= Data =
--
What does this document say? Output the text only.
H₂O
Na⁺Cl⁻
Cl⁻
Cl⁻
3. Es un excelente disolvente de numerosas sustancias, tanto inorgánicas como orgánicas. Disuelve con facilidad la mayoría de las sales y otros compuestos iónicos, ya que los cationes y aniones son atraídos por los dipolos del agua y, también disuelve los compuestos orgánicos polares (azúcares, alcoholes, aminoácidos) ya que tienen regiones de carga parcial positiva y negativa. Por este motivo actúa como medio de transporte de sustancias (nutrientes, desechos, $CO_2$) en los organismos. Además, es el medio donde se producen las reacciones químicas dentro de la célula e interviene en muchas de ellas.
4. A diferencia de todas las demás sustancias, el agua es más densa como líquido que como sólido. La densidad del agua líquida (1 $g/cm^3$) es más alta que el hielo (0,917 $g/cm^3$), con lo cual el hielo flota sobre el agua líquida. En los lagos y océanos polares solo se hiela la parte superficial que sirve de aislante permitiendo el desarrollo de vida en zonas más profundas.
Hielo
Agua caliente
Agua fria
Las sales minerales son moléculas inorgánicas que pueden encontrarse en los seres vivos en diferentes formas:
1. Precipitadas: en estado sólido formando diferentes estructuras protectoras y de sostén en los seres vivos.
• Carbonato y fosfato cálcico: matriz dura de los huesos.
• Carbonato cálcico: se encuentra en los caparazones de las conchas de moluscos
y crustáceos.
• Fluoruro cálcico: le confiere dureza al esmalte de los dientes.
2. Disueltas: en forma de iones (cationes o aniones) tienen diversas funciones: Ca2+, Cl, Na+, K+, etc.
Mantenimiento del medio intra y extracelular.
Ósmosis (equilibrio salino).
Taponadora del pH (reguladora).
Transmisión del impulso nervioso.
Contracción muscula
--
= Instructions for the task =
Copy out each line in the preceding records that contains "seres".

= Answer to this task =
Las sales minerales son moléculas inorgánicas que pueden encontrarse en los seres vivos en diferentes formas:
1. Precipitadas: en estado sólido formando diferentes estructuras protectoras y de sostén en los seres vivos.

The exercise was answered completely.